• **Task to carry out**: Write out the entries again exactly as they are given.

• **Data**:
---*---
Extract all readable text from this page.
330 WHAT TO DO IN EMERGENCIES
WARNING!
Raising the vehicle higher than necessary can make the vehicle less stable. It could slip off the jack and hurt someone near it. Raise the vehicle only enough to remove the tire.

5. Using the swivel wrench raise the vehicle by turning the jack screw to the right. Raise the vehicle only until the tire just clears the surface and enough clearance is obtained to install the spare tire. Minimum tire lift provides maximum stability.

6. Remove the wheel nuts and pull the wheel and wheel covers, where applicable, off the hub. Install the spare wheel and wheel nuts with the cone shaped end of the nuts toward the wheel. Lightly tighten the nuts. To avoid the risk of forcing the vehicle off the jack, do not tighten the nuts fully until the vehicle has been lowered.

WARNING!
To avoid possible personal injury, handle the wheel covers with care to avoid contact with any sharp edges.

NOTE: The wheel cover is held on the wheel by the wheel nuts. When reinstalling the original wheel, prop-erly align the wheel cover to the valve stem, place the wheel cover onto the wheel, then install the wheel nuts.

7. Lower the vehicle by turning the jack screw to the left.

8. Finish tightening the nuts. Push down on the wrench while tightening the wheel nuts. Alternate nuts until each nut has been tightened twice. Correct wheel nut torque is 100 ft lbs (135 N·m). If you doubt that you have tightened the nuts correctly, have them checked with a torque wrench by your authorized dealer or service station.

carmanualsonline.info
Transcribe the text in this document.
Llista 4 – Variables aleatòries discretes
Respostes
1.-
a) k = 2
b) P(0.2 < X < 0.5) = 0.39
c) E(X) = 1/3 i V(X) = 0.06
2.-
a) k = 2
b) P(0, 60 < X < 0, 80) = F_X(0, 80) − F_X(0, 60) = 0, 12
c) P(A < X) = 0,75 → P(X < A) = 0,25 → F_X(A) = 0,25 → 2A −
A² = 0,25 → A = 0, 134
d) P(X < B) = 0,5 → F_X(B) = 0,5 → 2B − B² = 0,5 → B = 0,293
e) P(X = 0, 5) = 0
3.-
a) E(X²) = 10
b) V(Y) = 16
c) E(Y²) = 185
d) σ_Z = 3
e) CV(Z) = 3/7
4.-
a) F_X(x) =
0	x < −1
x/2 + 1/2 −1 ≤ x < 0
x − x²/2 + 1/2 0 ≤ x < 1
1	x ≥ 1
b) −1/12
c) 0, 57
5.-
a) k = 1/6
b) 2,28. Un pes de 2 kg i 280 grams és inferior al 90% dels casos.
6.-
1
---*---
• **Answer**:
Extract all readable text from this page.
330 WHAT TO DO IN EMERGENCIES
WARNING!
Raising the vehicle higher than necessary can make the vehicle less stable. It could slip off the jack and hurt someone near it. Raise the vehicle only enough to remove the tire.

5. Using the swivel wrench raise the vehicle by turning the jack screw to the right. Raise the vehicle only until the tire just clears the surface and enough clearance is obtained to install the spare tire. Minimum tire lift provides maximum stability.

6. Remove the wheel nuts and pull the wheel and wheel covers, where applicable, off the hub. Install the spare wheel and wheel nuts with the cone shaped end of the nuts toward the wheel. Lightly tighten the nuts. To avoid the risk of forcing the vehicle off the jack, do not tighten the nuts fully until the vehicle has been lowered.

WARNING!
To avoid possible personal injury, handle the wheel covers with care to avoid contact with any sharp edges.

NOTE: The wheel cover is held on the wheel by the wheel nuts. When reinstalling the original wheel, prop-erly align the wheel cover to the valve stem, place the wheel cover onto the wheel, then install the wheel nuts.

7. Lower the vehicle by turning the jack screw to the left.

8. Finish tightening the nuts. Push down on the wrench while tightening the wheel nuts. Alternate nuts until each nut has been tightened twice. Correct wheel nut torque is 100 ft lbs (135 N·m). If you doubt that you have tightened the nuts correctly, have them checked with a torque wrench by your authorized dealer or service station.

carmanualsonline.info
Transcribe the text in this document.
Llista 4 – Variables aleatòries discretes
Respostes
1.-
a) k = 2
b) P(0.2 < X < 0.5) = 0.39
c) E(X) = 1/3 i V(X) = 0.06
2.-
a) k = 2
b) P(0, 60 < X < 0, 80) = F_X(0, 80) − F_X(0, 60) = 0, 12
c) P(A < X) = 0,75 → P(X < A) = 0,25 → F_X(A) = 0,25 → 2A −
A² = 0,25 → A = 0, 134
d) P(X < B) = 0,5 → F_X(B) = 0,5 → 2B − B² = 0,5 → B = 0,293
e) P(X = 0, 5) = 0
3.-
a) E(X²) = 10
b) V(Y) = 16
c) E(Y²) = 185
d) σ_Z = 3
e) CV(Z) = 3/7
4.-
a) F_X(x) =
0	x < −1
x/2 + 1/2 −1 ≤ x < 0
x − x²/2 + 1/2 0 ≤ x < 1
1	x ≥ 1
b) −1/12
c) 0, 57
5.-
a) k = 1/6
b) 2,28. Un pes de 2 kg i 280 grams és inferior al 90% dels casos.
6.-
1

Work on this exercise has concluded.